__To be done__.
Every entry must be duplicated precisely as written.

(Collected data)

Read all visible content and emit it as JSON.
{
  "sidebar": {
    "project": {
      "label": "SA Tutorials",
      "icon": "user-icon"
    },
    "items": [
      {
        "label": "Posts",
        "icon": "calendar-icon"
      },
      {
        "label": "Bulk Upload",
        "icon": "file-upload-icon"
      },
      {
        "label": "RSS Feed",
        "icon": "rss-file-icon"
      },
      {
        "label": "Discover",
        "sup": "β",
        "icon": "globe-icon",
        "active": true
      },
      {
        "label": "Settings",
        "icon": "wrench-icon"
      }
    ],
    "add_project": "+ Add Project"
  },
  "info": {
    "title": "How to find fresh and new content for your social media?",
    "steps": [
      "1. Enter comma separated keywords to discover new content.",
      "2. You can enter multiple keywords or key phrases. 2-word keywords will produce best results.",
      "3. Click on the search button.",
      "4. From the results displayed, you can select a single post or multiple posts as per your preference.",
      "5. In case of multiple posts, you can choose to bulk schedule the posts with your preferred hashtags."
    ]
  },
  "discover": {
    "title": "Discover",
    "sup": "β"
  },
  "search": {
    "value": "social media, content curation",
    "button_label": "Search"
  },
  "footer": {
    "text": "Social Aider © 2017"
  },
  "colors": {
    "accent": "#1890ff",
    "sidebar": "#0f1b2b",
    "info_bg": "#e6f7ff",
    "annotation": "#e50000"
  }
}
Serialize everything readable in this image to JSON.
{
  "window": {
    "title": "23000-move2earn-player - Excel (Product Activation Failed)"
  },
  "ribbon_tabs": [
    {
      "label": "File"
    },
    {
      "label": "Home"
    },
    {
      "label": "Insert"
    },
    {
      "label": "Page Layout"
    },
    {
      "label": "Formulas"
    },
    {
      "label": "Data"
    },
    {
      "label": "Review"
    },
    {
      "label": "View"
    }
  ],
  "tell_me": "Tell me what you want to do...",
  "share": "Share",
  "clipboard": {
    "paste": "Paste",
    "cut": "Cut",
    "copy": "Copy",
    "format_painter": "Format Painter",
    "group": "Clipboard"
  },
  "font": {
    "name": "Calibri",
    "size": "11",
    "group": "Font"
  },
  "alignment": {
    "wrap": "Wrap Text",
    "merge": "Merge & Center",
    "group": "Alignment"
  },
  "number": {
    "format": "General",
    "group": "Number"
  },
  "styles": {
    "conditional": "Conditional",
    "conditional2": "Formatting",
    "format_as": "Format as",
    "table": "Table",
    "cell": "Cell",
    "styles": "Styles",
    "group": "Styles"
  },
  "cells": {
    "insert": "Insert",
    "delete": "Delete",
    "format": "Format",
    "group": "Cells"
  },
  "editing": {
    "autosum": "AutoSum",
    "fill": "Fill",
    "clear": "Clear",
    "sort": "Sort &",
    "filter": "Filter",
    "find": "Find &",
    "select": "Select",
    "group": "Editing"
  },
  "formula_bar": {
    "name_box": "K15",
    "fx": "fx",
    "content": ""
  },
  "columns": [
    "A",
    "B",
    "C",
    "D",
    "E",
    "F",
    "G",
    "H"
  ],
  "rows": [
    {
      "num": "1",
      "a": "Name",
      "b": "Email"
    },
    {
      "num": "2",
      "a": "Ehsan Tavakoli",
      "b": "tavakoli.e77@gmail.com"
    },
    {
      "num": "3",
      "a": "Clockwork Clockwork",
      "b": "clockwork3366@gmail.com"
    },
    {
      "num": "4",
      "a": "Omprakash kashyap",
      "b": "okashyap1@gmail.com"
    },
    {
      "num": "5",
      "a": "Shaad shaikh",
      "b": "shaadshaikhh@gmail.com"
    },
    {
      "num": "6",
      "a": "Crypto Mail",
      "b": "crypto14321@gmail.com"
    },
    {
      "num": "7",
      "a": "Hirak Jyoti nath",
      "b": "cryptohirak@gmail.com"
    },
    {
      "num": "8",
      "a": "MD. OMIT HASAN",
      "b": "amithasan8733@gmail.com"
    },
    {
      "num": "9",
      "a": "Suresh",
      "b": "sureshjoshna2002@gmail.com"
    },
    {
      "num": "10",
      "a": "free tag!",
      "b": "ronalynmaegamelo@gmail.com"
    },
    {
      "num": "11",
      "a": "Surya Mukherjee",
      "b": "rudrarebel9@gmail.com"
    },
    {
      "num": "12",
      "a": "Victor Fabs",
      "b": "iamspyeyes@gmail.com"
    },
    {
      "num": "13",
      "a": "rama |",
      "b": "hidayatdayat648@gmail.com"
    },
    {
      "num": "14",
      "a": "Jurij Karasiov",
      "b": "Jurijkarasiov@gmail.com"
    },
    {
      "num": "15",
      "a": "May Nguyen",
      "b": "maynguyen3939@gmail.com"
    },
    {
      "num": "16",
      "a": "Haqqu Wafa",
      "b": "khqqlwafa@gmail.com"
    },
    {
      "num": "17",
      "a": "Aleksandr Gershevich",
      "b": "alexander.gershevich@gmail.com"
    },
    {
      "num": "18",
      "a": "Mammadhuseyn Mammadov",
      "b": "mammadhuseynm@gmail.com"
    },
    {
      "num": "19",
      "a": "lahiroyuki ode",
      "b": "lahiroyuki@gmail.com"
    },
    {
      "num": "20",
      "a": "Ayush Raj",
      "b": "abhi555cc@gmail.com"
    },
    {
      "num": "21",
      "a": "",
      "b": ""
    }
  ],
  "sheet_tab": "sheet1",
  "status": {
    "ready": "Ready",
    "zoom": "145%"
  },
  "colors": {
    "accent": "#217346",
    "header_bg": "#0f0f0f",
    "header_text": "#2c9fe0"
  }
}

__Output for this task__.
Read all visible content and emit it as JSON.
{
  "sidebar": {
    "project": {
      "label": "SA Tutorials",
      "icon": "user-icon"
    },
    "items": [
      {
        "label": "Posts",
        "icon": "calendar-icon"
      },
      {
        "label": "Bulk Upload",
        "icon": "file-upload-icon"
      },
      {
        "label": "RSS Feed",
        "icon": "rss-file-icon"
      },
      {
        "label": "Discover",
        "sup": "β",
        "icon": "globe-icon",
        "active": true
      },
      {
        "label": "Settings",
        "icon": "wrench-icon"
      }
    ],
    "add_project": "+ Add Project"
  },
  "info": {
    "title": "How to find fresh and new content for your social media?",
    "steps": [
      "1. Enter comma separated keywords to discover new content.",
      "2. You can enter multiple keywords or key phrases. 2-word keywords will produce best results.",
      "3. Click on the search button.",
      "4. From the results displayed, you can select a single post or multiple posts as per your preference.",
      "5. In case of multiple posts, you can choose to bulk schedule the posts with your preferred hashtags."
    ]
  },
  "discover": {
    "title": "Discover",
    "sup": "β"
  },
  "search": {
    "value": "social media, content curation",
    "button_label": "Search"
  },
  "footer": {
    "text": "Social Aider © 2017"
  },
  "colors": {
    "accent": "#1890ff",
    "sidebar": "#0f1b2b",
    "info_bg": "#e6f7ff",
    "annotation": "#e50000"
  }
}
Serialize everything readable in this image to JSON.
{
  "window": {
    "title": "23000-move2earn-player - Excel (Product Activation Failed)"
  },
  "ribbon_tabs": [
    {
      "label": "File"
    },
    {
      "label": "Home"
    },
    {
      "label": "Insert"
    },
    {
      "label": "Page Layout"
    },
    {
      "label": "Formulas"
    },
    {
      "label": "Data"
    },
    {
      "label": "Review"
    },
    {
      "label": "View"
    }
  ],
  "tell_me": "Tell me what you want to do...",
  "share": "Share",
  "clipboard": {
    "paste": "Paste",
    "cut": "Cut",
    "copy": "Copy",
    "format_painter": "Format Painter",
    "group": "Clipboard"
  },
  "font": {
    "name": "Calibri",
    "size": "11",
    "group": "Font"
  },
  "alignment": {
    "wrap": "Wrap Text",
    "merge": "Merge & Center",
    "group": "Alignment"
  },
  "number": {
    "format": "General",
    "group": "Number"
  },
  "styles": {
    "conditional": "Conditional",
    "conditional2": "Formatting",
    "format_as": "Format as",
    "table": "Table",
    "cell": "Cell",
    "styles": "Styles",
    "group": "Styles"
  },
  "cells": {
    "insert": "Insert",
    "delete": "Delete",
    "format": "Format",
    "group": "Cells"
  },
  "editing": {
    "autosum": "AutoSum",
    "fill": "Fill",
    "clear": "Clear",
    "sort": "Sort &",
    "filter": "Filter",
    "find": "Find &",
    "select": "Select",
    "group": "Editing"
  },
  "formula_bar": {
    "name_box": "K15",
    "fx": "fx",
    "content": ""
  },
  "columns": [
    "A",
    "B",
    "C",
    "D",
    "E",
    "F",
    "G",
    "H"
  ],
  "rows": [
    {
      "num": "1",
      "a": "Name",
      "b": "Email"
    },
    {
      "num": "2",
      "a": "Ehsan Tavakoli",
      "b": "tavakoli.e77@gmail.com"
    },
    {
      "num": "3",
      "a": "Clockwork Clockwork",
      "b": "clockwork3366@gmail.com"
    },
    {
      "num": "4",
      "a": "Omprakash kashyap",
      "b": "okashyap1@gmail.com"
    },
    {
      "num": "5",
      "a": "Shaad shaikh",
      "b": "shaadshaikhh@gmail.com"
    },
    {
      "num": "6",
      "a": "Crypto Mail",
      "b": "crypto14321@gmail.com"
    },
    {
      "num": "7",
      "a": "Hirak Jyoti nath",
      "b": "cryptohirak@gmail.com"
    },
    {
      "num": "8",
      "a": "MD. OMIT HASAN",
      "b": "amithasan8733@gmail.com"
    },
    {
      "num": "9",
      "a": "Suresh",
      "b": "sureshjoshna2002@gmail.com"
    },
    {
      "num": "10",
      "a": "free tag!",
      "b": "ronalynmaegamelo@gmail.com"
    },
    {
      "num": "11",
      "a": "Surya Mukherjee",
      "b": "rudrarebel9@gmail.com"
    },
    {
      "num": "12",
      "a": "Victor Fabs",
      "b": "iamspyeyes@gmail.com"
    },
    {
      "num": "13",
      "a": "rama |",
      "b": "hidayatdayat648@gmail.com"
    },
    {
      "num": "14",
      "a": "Jurij Karasiov",
      "b": "Jurijkarasiov@gmail.com"
    },
    {
      "num": "15",
      "a": "May Nguyen",
      "b": "maynguyen3939@gmail.com"
    },
    {
      "num": "16",
      "a": "Haqqu Wafa",
      "b": "khqqlwafa@gmail.com"
    },
    {
      "num": "17",
      "a": "Aleksandr Gershevich",
      "b": "alexander.gershevich@gmail.com"
    },
    {
      "num": "18",
      "a": "Mammadhuseyn Mammadov",
      "b": "mammadhuseynm@gmail.com"
    },
    {
      "num": "19",
      "a": "lahiroyuki ode",
      "b": "lahiroyuki@gmail.com"
    },
    {
      "num": "20",
      "a": "Ayush Raj",
      "b": "abhi555cc@gmail.com"
    },
    {
      "num": "21",
      "a": "",
      "b": ""
    }
  ],
  "sheet_tab": "sheet1",
  "status": {
    "ready": "Ready",
    "zoom": "145%"
  },
  "colors": {
    "accent": "#217346",
    "header_bg": "#0f0f0f",
    "header_text": "#2c9fe0"
  }
}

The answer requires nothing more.